## STATED GOAL:
How many of the lines below include "Tenant"? Give the number and no other words.

━━━ DATA FOR THIS TASK ━━━

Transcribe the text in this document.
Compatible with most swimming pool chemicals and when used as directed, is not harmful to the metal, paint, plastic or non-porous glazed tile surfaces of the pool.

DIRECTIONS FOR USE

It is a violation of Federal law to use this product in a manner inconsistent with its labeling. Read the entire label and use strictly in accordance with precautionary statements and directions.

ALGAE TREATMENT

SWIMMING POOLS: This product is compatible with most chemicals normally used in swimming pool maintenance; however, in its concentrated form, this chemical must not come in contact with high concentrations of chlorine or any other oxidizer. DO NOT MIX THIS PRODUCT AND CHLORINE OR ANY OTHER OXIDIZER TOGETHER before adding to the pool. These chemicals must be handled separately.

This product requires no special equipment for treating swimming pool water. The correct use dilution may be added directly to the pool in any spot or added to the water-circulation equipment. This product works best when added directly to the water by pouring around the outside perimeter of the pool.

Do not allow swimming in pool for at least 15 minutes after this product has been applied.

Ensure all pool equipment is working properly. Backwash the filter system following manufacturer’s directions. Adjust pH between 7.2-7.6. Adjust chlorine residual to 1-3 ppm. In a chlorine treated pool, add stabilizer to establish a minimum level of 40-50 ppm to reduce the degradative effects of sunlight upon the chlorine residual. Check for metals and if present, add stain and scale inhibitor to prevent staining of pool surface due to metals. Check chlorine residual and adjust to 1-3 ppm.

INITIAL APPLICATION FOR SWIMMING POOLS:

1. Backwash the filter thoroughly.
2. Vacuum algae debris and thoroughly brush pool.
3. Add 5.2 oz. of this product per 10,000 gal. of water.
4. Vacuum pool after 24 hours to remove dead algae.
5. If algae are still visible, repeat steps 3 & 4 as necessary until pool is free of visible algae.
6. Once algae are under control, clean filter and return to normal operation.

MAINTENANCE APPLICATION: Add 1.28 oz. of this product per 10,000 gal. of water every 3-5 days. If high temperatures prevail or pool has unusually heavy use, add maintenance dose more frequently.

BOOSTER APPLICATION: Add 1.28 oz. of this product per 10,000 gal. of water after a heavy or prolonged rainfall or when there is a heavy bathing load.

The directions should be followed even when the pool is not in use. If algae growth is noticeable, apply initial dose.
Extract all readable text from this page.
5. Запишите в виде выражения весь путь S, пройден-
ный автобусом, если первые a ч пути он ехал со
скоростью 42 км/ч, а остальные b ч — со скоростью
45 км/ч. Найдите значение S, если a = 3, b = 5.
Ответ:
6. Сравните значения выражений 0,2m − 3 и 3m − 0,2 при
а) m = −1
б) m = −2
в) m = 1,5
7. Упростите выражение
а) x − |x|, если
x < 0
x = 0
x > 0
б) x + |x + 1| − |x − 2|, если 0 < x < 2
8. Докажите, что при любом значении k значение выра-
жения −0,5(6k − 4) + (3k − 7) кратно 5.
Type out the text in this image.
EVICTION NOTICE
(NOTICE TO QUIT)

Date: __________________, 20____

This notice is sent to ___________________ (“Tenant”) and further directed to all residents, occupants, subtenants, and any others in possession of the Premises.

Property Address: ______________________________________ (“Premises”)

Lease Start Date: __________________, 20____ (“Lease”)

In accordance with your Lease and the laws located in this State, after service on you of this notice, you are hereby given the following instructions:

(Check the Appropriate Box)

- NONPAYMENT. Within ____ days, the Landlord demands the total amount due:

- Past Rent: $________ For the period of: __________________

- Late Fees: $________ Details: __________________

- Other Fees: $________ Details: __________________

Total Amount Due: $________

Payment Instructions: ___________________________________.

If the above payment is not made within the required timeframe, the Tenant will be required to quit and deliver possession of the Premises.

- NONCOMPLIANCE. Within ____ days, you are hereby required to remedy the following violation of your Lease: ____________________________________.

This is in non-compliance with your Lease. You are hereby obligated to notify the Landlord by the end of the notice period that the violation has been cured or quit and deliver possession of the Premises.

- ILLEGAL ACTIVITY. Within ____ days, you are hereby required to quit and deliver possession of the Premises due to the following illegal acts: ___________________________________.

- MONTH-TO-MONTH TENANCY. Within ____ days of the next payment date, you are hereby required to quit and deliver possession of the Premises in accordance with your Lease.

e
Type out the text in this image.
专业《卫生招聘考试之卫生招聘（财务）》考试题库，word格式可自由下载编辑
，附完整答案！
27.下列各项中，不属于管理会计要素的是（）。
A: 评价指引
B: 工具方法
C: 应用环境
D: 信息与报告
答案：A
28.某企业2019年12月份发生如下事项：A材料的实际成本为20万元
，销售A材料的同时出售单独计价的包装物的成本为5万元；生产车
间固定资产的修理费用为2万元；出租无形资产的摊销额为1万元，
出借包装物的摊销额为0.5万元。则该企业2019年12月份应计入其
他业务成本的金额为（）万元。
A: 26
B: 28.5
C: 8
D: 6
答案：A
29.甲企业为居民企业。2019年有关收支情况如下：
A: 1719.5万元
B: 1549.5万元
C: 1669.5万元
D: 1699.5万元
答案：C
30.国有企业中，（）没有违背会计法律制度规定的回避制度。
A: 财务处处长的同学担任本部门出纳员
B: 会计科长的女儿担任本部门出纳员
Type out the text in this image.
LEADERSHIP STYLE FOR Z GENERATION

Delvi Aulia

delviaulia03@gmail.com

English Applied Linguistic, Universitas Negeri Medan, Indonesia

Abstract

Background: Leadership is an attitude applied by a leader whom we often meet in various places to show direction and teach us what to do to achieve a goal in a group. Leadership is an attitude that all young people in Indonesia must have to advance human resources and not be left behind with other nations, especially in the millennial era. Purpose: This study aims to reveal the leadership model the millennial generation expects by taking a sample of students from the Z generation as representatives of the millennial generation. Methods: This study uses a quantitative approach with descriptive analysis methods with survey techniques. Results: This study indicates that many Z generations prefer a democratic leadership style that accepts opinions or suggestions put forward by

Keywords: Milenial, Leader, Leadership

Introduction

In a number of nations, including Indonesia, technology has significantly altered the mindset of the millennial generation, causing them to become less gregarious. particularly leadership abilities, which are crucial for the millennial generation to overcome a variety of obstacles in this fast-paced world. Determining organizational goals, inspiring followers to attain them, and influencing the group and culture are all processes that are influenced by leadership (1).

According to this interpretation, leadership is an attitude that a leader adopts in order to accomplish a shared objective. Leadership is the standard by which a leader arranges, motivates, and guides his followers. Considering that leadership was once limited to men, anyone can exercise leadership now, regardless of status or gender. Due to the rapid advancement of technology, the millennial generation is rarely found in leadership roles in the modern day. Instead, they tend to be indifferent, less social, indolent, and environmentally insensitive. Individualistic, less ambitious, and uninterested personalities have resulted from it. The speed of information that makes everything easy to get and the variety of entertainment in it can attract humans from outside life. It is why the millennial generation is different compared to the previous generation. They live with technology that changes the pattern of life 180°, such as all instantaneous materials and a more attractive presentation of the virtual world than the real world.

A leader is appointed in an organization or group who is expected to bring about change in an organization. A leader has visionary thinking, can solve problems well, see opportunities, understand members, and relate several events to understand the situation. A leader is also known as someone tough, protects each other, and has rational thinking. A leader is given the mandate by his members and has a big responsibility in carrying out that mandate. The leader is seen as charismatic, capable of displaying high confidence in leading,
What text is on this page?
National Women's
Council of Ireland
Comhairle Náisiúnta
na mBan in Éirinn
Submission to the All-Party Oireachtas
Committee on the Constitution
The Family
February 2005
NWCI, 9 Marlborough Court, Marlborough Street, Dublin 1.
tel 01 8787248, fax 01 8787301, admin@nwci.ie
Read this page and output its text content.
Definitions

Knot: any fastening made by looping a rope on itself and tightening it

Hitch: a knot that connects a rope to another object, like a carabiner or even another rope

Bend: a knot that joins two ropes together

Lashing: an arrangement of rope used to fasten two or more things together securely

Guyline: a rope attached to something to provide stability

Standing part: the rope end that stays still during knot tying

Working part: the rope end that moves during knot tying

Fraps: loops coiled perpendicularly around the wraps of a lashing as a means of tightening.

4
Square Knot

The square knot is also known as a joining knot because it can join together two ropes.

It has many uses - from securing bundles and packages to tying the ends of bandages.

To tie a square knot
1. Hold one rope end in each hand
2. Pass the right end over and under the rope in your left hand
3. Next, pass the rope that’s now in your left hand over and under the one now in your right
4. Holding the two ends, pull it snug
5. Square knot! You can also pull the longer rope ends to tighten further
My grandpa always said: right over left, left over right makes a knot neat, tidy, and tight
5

━━━

## CORRECT RESPONSE:
2